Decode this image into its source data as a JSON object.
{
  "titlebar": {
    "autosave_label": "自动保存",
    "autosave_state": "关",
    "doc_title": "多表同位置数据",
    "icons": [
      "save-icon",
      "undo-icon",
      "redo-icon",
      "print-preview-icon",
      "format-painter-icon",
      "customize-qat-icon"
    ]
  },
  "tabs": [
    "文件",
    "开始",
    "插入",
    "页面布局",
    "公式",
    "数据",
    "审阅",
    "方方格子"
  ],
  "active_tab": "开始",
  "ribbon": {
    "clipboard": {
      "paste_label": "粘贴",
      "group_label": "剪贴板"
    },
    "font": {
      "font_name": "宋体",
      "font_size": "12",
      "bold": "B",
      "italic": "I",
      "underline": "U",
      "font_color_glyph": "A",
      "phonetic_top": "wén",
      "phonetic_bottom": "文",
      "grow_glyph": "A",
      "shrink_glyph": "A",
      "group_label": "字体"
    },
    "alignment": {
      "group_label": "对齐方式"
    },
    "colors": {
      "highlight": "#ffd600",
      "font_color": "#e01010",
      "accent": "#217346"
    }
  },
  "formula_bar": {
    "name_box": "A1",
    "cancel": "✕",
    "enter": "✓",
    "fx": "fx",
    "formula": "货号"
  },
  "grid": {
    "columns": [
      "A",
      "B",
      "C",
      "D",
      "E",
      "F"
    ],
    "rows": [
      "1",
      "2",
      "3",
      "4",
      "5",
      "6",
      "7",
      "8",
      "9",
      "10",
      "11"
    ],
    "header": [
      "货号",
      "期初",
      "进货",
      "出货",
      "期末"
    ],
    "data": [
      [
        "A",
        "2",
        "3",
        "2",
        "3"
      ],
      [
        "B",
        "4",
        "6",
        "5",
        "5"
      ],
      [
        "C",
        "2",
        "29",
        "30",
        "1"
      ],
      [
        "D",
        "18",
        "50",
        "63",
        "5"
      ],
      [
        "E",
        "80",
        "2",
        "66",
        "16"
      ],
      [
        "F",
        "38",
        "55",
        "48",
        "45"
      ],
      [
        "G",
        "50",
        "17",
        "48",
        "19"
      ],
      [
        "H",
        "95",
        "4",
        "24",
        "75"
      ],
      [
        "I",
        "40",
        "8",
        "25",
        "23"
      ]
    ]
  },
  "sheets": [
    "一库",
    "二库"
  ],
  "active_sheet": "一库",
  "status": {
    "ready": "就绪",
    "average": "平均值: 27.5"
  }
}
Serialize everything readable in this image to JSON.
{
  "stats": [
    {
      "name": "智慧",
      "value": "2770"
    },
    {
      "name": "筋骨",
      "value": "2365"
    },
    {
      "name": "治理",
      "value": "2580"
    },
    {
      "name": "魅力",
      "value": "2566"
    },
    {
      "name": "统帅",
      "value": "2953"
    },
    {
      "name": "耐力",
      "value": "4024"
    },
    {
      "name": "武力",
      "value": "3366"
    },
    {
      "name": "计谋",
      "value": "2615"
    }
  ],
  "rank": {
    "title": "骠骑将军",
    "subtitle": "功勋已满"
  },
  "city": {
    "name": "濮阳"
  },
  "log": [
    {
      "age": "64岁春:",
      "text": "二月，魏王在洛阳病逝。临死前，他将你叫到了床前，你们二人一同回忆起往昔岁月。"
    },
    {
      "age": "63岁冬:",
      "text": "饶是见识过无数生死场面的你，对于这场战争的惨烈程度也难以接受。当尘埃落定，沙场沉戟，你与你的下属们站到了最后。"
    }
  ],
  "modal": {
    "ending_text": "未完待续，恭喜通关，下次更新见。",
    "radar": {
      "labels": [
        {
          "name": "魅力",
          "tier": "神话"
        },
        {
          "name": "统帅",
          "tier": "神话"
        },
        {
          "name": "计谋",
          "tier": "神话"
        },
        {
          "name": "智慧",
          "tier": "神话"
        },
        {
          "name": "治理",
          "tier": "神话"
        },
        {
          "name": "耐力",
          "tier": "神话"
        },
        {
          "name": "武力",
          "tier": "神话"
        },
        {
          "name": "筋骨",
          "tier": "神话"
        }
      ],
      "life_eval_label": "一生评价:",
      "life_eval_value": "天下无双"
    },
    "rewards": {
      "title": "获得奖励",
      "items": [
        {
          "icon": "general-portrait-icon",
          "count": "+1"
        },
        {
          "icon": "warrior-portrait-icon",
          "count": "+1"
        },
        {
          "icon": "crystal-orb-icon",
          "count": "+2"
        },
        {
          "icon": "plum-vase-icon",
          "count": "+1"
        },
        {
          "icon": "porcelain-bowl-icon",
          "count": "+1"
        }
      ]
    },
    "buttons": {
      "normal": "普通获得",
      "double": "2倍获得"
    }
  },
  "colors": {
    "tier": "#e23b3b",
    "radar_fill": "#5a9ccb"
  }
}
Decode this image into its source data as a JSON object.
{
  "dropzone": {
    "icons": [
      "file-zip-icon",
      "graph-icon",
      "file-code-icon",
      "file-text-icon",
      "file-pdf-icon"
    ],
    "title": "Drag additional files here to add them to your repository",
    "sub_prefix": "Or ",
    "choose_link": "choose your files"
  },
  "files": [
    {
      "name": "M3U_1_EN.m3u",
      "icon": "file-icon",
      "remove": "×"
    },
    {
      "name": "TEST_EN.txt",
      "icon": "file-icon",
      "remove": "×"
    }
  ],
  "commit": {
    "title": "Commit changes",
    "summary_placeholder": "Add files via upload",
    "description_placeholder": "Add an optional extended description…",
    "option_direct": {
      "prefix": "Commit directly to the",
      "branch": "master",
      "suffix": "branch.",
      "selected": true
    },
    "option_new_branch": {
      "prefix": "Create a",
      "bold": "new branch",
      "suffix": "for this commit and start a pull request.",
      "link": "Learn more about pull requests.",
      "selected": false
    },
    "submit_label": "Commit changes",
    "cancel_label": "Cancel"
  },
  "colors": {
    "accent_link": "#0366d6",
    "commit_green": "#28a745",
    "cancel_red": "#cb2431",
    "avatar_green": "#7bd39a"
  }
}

■ REQUIRED WORK
Retype the entries one by one, exactly.

■ EXERCISE RESPONSE
Decode this image into its source data as a JSON object.
{
  "titlebar": {
    "autosave_label": "自动保存",
    "autosave_state": "关",
    "doc_title": "多表同位置数据",
    "icons": [
      "save-icon",
      "undo-icon",
      "redo-icon",
      "print-preview-icon",
      "format-painter-icon",
      "customize-qat-icon"
    ]
  },
  "tabs": [
    "文件",
    "开始",
    "插入",
    "页面布局",
    "公式",
    "数据",
    "审阅",
    "方方格子"
  ],
  "active_tab": "开始",
  "ribbon": {
    "clipboard": {
      "paste_label": "粘贴",
      "group_label": "剪贴板"
    },
    "font": {
      "font_name": "宋体",
      "font_size": "12",
      "bold": "B",
      "italic": "I",
      "underline": "U",
      "font_color_glyph": "A",
      "phonetic_top": "wén",
      "phonetic_bottom": "文",
      "grow_glyph": "A",
      "shrink_glyph": "A",
      "group_label": "字体"
    },
    "alignment": {
      "group_label": "对齐方式"
    },
    "colors": {
      "highlight": "#ffd600",
      "font_color": "#e01010",
      "accent": "#217346"
    }
  },
  "formula_bar": {
    "name_box": "A1",
    "cancel": "✕",
    "enter": "✓",
    "fx": "fx",
    "formula": "货号"
  },
  "grid": {
    "columns": [
      "A",
      "B",
      "C",
      "D",
      "E",
      "F"
    ],
    "rows": [
      "1",
      "2",
      "3",
      "4",
      "5",
      "6",
      "7",
      "8",
      "9",
      "10",
      "11"
    ],
    "header": [
      "货号",
      "期初",
      "进货",
      "出货",
      "期末"
    ],
    "data": [
      [
        "A",
        "2",
        "3",
        "2",
        "3"
      ],
      [
        "B",
        "4",
        "6",
        "5",
        "5"
      ],
      [
        "C",
        "2",
        "29",
        "30",
        "1"
      ],
      [
        "D",
        "18",
        "50",
        "63",
        "5"
      ],
      [
        "E",
        "80",
        "2",
        "66",
        "16"
      ],
      [
        "F",
        "38",
        "55",
        "48",
        "45"
      ],
      [
        "G",
        "50",
        "17",
        "48",
        "19"
      ],
      [
        "H",
        "95",
        "4",
        "24",
        "75"
      ],
      [
        "I",
        "40",
        "8",
        "25",
        "23"
      ]
    ]
  },
  "sheets": [
    "一库",
    "二库"
  ],
  "active_sheet": "一库",
  "status": {
    "ready": "就绪",
    "average": "平均值: 27.5"
  }
}
Serialize everything readable in this image to JSON.
{
  "stats": [
    {
      "name": "智慧",
      "value": "2770"
    },
    {
      "name": "筋骨",
      "value": "2365"
    },
    {
      "name": "治理",
      "value": "2580"
    },
    {
      "name": "魅力",
      "value": "2566"
    },
    {
      "name": "统帅",
      "value": "2953"
    },
    {
      "name": "耐力",
      "value": "4024"
    },
    {
      "name": "武力",
      "value": "3366"
    },
    {
      "name": "计谋",
      "value": "2615"
    }
  ],
  "rank": {
    "title": "骠骑将军",
    "subtitle": "功勋已满"
  },
  "city": {
    "name": "濮阳"
  },
  "log": [
    {
      "age": "64岁春:",
      "text": "二月，魏王在洛阳病逝。临死前，他将你叫到了床前，你们二人一同回忆起往昔岁月。"
    },
    {
      "age": "63岁冬:",
      "text": "饶是见识过无数生死场面的你，对于这场战争的惨烈程度也难以接受。当尘埃落定，沙场沉戟，你与你的下属们站到了最后。"
    }
  ],
  "modal": {
    "ending_text": "未完待续，恭喜通关，下次更新见。",
    "radar": {
      "labels": [
        {
          "name": "魅力",
          "tier": "神话"
        },
        {
          "name": "统帅",
          "tier": "神话"
        },
        {
          "name": "计谋",
          "tier": "神话"
        },
        {
          "name": "智慧",
          "tier": "神话"
        },
        {
          "name": "治理",
          "tier": "神话"
        },
        {
          "name": "耐力",
          "tier": "神话"
        },
        {
          "name": "武力",
          "tier": "神话"
        },
        {
          "name": "筋骨",
          "tier": "神话"
        }
      ],
      "life_eval_label": "一生评价:",
      "life_eval_value": "天下无双"
    },
    "rewards": {
      "title": "获得奖励",
      "items": [
        {
          "icon": "general-portrait-icon",
          "count": "+1"
        },
        {
          "icon": "warrior-portrait-icon",
          "count": "+1"
        },
        {
          "icon": "crystal-orb-icon",
          "count": "+2"
        },
        {
          "icon": "plum-vase-icon",
          "count": "+1"
        },
        {
          "icon": "porcelain-bowl-icon",
          "count": "+1"
        }
      ]
    },
    "buttons": {
      "normal": "普通获得",
      "double": "2倍获得"
    }
  },
  "colors": {
    "tier": "#e23b3b",
    "radar_fill": "#5a9ccb"
  }
}
Decode this image into its source data as a JSON object.
{
  "dropzone": {
    "icons": [
      "file-zip-icon",
      "graph-icon",
      "file-code-icon",
      "file-text-icon",
      "file-pdf-icon"
    ],
    "title": "Drag additional files here to add them to your repository",
    "sub_prefix": "Or ",
    "choose_link": "choose your files"
  },
  "files": [
    {
      "name": "M3U_1_EN.m3u",
      "icon": "file-icon",
      "remove": "×"
    },
    {
      "name": "TEST_EN.txt",
      "icon": "file-icon",
      "remove": "×"
    }
  ],
  "commit": {
    "title": "Commit changes",
    "summary_placeholder": "Add files via upload",
    "description_placeholder": "Add an optional extended description…",
    "option_direct": {
      "prefix": "Commit directly to the",
      "branch": "master",
      "suffix": "branch.",
      "selected": true
    },
    "option_new_branch": {
      "prefix": "Create a",
      "bold": "new branch",
      "suffix": "for this commit and start a pull request.",
      "link": "Learn more about pull requests.",
      "selected": false
    },
    "submit_label": "Commit changes",
    "cancel_label": "Cancel"
  },
  "colors": {
    "accent_link": "#0366d6",
    "commit_green": "#28a745",
    "cancel_red": "#cb2431",
    "avatar_green": "#7bd39a"
  }
}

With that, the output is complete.